Provide nothing but the number of lines containing the string "Montalto".

[Start of Records to process]

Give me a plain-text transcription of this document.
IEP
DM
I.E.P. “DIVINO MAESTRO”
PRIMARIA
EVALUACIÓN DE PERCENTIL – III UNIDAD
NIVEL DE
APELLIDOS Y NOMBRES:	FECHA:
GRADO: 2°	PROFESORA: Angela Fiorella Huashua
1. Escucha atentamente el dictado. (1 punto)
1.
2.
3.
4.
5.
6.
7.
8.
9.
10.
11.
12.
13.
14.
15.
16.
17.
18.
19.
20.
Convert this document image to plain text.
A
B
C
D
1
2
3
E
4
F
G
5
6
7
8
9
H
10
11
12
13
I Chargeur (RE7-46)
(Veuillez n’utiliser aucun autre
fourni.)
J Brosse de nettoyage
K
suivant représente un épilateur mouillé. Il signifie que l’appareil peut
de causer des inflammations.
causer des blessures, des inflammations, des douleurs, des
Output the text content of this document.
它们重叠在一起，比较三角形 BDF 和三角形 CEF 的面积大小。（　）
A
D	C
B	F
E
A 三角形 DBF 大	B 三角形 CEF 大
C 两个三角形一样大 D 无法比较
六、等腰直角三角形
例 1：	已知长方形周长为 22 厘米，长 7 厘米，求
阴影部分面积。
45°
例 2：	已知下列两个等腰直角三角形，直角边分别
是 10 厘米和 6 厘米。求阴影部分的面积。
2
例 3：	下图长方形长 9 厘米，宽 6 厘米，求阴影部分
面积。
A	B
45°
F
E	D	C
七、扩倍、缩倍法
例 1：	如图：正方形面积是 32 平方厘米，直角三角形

[End of Records to process]
[Start of Records to process]

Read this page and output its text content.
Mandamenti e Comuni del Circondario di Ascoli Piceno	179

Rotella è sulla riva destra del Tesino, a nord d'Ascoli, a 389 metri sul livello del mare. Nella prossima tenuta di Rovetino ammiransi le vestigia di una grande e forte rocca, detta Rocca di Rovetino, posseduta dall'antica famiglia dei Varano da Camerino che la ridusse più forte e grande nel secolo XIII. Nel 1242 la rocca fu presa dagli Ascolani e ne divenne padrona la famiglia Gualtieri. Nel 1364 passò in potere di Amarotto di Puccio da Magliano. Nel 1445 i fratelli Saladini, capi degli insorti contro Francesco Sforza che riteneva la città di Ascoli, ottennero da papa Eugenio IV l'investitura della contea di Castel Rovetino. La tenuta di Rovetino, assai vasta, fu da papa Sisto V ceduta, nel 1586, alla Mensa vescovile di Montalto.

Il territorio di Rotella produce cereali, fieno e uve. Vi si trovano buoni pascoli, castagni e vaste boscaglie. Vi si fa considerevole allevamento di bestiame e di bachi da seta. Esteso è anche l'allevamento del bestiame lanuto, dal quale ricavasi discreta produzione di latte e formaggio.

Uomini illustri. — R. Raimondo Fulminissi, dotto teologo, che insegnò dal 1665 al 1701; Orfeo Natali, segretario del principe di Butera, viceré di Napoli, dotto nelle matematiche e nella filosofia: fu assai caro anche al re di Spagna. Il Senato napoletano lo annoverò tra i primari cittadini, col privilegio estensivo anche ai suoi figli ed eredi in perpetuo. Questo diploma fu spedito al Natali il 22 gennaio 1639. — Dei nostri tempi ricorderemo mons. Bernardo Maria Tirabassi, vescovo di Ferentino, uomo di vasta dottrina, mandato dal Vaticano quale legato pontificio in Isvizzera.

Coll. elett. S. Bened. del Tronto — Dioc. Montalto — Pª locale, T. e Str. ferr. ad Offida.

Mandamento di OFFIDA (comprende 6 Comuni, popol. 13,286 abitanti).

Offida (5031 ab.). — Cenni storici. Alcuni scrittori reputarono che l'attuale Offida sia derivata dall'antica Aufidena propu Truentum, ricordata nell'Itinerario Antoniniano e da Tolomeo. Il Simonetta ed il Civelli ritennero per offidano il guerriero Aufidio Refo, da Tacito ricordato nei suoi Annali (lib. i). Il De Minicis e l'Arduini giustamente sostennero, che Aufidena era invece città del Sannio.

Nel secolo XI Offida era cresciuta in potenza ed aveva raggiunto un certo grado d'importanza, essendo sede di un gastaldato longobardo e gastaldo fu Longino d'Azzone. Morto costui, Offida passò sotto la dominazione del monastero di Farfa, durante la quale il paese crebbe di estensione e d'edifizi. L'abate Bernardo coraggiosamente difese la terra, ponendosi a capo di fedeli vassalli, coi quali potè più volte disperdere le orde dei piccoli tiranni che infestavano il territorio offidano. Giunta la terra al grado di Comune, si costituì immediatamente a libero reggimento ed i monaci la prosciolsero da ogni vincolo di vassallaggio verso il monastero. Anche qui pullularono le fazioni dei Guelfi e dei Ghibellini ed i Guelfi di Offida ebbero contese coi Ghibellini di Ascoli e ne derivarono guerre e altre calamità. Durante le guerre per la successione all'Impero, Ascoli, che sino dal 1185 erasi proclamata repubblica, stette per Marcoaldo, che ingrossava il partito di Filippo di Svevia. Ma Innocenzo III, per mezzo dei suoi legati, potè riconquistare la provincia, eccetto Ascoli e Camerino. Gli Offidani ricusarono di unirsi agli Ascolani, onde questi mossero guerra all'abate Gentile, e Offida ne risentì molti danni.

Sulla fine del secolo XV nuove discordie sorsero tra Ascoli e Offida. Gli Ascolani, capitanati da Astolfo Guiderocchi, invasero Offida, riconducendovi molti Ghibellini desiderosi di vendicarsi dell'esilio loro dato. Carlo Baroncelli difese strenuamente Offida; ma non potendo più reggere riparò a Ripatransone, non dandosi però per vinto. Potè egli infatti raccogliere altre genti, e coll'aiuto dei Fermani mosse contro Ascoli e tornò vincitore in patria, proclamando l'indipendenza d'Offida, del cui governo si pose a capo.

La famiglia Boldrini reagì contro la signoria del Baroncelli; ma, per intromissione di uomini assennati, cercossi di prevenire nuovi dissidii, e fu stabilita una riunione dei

[End of Records to process]

__Complete response__
2